PROBLEM STATEMENT. Everything in the listing should be restated word for word.

MATERIAL PROVIDED.
"""

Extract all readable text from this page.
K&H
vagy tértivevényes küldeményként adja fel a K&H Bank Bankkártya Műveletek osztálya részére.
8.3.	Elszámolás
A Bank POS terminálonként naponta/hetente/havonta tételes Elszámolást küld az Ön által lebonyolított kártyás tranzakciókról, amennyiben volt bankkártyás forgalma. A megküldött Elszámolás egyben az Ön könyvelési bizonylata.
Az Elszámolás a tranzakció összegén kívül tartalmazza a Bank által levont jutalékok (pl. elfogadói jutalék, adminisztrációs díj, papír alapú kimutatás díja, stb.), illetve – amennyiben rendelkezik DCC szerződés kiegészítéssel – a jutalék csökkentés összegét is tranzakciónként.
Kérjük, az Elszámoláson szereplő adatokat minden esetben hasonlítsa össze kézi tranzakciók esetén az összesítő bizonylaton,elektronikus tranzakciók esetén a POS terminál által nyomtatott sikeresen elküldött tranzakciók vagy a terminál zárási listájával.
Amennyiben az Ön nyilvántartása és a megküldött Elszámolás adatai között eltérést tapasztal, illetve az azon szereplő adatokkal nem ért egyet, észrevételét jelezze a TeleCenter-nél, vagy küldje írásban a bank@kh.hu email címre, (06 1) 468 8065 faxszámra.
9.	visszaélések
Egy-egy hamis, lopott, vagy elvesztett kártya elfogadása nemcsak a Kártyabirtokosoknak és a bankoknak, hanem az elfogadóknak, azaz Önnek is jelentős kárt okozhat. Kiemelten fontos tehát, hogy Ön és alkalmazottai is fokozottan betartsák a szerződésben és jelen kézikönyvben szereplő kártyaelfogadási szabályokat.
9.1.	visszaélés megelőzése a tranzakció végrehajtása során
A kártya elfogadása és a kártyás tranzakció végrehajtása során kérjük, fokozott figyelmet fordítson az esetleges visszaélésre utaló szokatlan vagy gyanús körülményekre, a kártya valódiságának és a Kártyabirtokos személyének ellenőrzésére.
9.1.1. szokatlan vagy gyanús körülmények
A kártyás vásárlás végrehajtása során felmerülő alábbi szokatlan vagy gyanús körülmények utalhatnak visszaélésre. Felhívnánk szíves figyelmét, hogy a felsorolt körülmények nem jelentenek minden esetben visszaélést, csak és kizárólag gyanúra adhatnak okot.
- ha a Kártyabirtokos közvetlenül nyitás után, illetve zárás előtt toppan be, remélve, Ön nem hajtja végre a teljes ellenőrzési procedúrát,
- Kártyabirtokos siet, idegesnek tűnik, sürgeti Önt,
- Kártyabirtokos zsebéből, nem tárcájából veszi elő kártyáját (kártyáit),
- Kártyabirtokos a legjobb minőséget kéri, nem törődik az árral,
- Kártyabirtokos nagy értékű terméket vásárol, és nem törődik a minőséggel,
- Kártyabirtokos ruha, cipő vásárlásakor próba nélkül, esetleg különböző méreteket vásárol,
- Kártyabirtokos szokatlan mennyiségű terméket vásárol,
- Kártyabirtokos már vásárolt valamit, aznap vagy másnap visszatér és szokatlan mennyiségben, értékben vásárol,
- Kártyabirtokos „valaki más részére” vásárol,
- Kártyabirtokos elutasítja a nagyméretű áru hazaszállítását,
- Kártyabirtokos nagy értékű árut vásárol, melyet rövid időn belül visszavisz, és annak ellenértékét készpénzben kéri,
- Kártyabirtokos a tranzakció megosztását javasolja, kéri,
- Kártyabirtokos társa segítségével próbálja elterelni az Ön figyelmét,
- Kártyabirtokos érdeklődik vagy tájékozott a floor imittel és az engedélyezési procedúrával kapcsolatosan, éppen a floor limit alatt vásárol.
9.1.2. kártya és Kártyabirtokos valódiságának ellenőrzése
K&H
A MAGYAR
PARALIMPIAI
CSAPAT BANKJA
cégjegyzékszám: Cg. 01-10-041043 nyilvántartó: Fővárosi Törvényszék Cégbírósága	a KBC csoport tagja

"""

COMPLETE RESPONSE.
Extract all readable text from this page.
K&H
vagy tértivevényes küldeményként adja fel a K&H Bank Bankkártya Műveletek osztálya részére.
8.3.	Elszámolás
A Bank POS terminálonként naponta/hetente/havonta tételes Elszámolást küld az Ön által lebonyolított kártyás tranzakciókról, amennyiben volt bankkártyás forgalma. A megküldött Elszámolás egyben az Ön könyvelési bizonylata.
Az Elszámolás a tranzakció összegén kívül tartalmazza a Bank által levont jutalékok (pl. elfogadói jutalék, adminisztrációs díj, papír alapú kimutatás díja, stb.), illetve – amennyiben rendelkezik DCC szerződés kiegészítéssel – a jutalék csökkentés összegét is tranzakciónként.
Kérjük, az Elszámoláson szereplő adatokat minden esetben hasonlítsa össze kézi tranzakciók esetén az összesítő bizonylaton,elektronikus tranzakciók esetén a POS terminál által nyomtatott sikeresen elküldött tranzakciók vagy a terminál zárási listájával.
Amennyiben az Ön nyilvántartása és a megküldött Elszámolás adatai között eltérést tapasztal, illetve az azon szereplő adatokkal nem ért egyet, észrevételét jelezze a TeleCenter-nél, vagy küldje írásban a bank@kh.hu email címre, (06 1) 468 8065 faxszámra.
9.	visszaélések
Egy-egy hamis, lopott, vagy elvesztett kártya elfogadása nemcsak a Kártyabirtokosoknak és a bankoknak, hanem az elfogadóknak, azaz Önnek is jelentős kárt okozhat. Kiemelten fontos tehát, hogy Ön és alkalmazottai is fokozottan betartsák a szerződésben és jelen kézikönyvben szereplő kártyaelfogadási szabályokat.
9.1.	visszaélés megelőzése a tranzakció végrehajtása során
A kártya elfogadása és a kártyás tranzakció végrehajtása során kérjük, fokozott figyelmet fordítson az esetleges visszaélésre utaló szokatlan vagy gyanús körülményekre, a kártya valódiságának és a Kártyabirtokos személyének ellenőrzésére.
9.1.1. szokatlan vagy gyanús körülmények
A kártyás vásárlás végrehajtása során felmerülő alábbi szokatlan vagy gyanús körülmények utalhatnak visszaélésre. Felhívnánk szíves figyelmét, hogy a felsorolt körülmények nem jelentenek minden esetben visszaélést, csak és kizárólag gyanúra adhatnak okot.
- ha a Kártyabirtokos közvetlenül nyitás után, illetve zárás előtt toppan be, remélve, Ön nem hajtja végre a teljes ellenőrzési procedúrát,
- Kártyabirtokos siet, idegesnek tűnik, sürgeti Önt,
- Kártyabirtokos zsebéből, nem tárcájából veszi elő kártyáját (kártyáit),
- Kártyabirtokos a legjobb minőséget kéri, nem törődik az árral,
- Kártyabirtokos nagy értékű terméket vásárol, és nem törődik a minőséggel,
- Kártyabirtokos ruha, cipő vásárlásakor próba nélkül, esetleg különböző méreteket vásárol,
- Kártyabirtokos szokatlan mennyiségű terméket vásárol,
- Kártyabirtokos már vásárolt valamit, aznap vagy másnap visszatér és szokatlan mennyiségben, értékben vásárol,
- Kártyabirtokos „valaki más részére” vásárol,
- Kártyabirtokos elutasítja a nagyméretű áru hazaszállítását,
- Kártyabirtokos nagy értékű árut vásárol, melyet rövid időn belül visszavisz, és annak ellenértékét készpénzben kéri,
- Kártyabirtokos a tranzakció megosztását javasolja, kéri,
- Kártyabirtokos társa segítségével próbálja elterelni az Ön figyelmét,
- Kártyabirtokos érdeklődik vagy tájékozott a floor imittel és az engedélyezési procedúrával kapcsolatosan, éppen a floor limit alatt vásárol.
9.1.2. kártya és Kártyabirtokos valódiságának ellenőrzése
K&H
A MAGYAR
PARALIMPIAI
CSAPAT BANKJA
cégjegyzékszám: Cg. 01-10-041043 nyilvántartó: Fővárosi Törvényszék Cégbírósága	a KBC csoport tagja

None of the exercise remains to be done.